PROBLEM TO WORK ON
The data below is to be returned in full and exactly.
■ ■ ■ ■
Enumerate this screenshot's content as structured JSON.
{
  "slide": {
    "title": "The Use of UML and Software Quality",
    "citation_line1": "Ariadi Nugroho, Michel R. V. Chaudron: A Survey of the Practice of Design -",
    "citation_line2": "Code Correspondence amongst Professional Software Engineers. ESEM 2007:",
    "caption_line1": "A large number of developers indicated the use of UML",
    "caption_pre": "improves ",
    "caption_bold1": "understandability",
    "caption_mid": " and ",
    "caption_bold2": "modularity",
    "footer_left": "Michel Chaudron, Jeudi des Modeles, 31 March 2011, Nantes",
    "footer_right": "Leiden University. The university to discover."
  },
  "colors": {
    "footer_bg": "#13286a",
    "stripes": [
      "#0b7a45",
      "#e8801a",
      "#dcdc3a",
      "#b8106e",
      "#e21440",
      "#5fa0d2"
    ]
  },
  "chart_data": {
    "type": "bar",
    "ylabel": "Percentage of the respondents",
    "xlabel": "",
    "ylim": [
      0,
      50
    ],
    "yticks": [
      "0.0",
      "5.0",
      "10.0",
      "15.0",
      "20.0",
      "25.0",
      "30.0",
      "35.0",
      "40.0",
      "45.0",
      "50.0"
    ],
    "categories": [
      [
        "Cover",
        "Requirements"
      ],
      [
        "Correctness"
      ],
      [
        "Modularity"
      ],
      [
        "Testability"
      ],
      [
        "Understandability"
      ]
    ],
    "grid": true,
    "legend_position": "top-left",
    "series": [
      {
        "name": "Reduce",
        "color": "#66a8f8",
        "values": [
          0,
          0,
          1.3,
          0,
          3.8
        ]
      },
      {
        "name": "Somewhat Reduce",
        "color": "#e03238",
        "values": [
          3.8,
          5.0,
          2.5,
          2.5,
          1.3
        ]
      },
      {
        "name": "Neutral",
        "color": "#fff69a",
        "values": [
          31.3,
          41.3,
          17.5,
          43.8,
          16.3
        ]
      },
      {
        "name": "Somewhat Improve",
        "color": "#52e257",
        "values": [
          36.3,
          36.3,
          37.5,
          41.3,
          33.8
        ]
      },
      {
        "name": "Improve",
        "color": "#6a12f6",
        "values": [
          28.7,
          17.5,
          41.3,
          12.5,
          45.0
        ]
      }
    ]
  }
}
■ ■ ■ ■
WRITTEN RESPONSE
Enumerate this screenshot's content as structured JSON.
{
  "slide": {
    "title": "The Use of UML and Software Quality",
    "citation_line1": "Ariadi Nugroho, Michel R. V. Chaudron: A Survey of the Practice of Design -",
    "citation_line2": "Code Correspondence amongst Professional Software Engineers. ESEM 2007:",
    "caption_line1": "A large number of developers indicated the use of UML",
    "caption_pre": "improves ",
    "caption_bold1": "understandability",
    "caption_mid": " and ",
    "caption_bold2": "modularity",
    "footer_left": "Michel Chaudron, Jeudi des Modeles, 31 March 2011, Nantes",
    "footer_right": "Leiden University. The university to discover."
  },
  "colors": {
    "footer_bg": "#13286a",
    "stripes": [
      "#0b7a45",
      "#e8801a",
      "#dcdc3a",
      "#b8106e",
      "#e21440",
      "#5fa0d2"
    ]
  },
  "chart_data": {
    "type": "bar",
    "ylabel": "Percentage of the respondents",
    "xlabel": "",
    "ylim": [
      0,
      50
    ],
    "yticks": [
      "0.0",
      "5.0",
      "10.0",
      "15.0",
      "20.0",
      "25.0",
      "30.0",
      "35.0",
      "40.0",
      "45.0",
      "50.0"
    ],
    "categories": [
      [
        "Cover",
        "Requirements"
      ],
      [
        "Correctness"
      ],
      [
        "Modularity"
      ],
      [
        "Testability"
      ],
      [
        "Understandability"
      ]
    ],
    "grid": true,
    "legend_position": "top-left",
    "series": [
      {
        "name": "Reduce",
        "color": "#66a8f8",
        "values": [
          0,
          0,
          1.3,
          0,
          3.8
        ]
      },
      {
        "name": "Somewhat Reduce",
        "color": "#e03238",
        "values": [
          3.8,
          5.0,
          2.5,
          2.5,
          1.3
        ]
      },
      {
        "name": "Neutral",
        "color": "#fff69a",
        "values": [
          31.3,
          41.3,
          17.5,
          43.8,
          16.3
        ]
      },
      {
        "name": "Somewhat Improve",
        "color": "#52e257",
        "values": [
          36.3,
          36.3,
          37.5,
          41.3,
          33.8
        ]
      },
      {
        "name": "Improve",
        "color": "#6a12f6",
        "values": [
          28.7,
          17.5,
          41.3,
          12.5,
          45.0
        ]
      }
    ]
  }
}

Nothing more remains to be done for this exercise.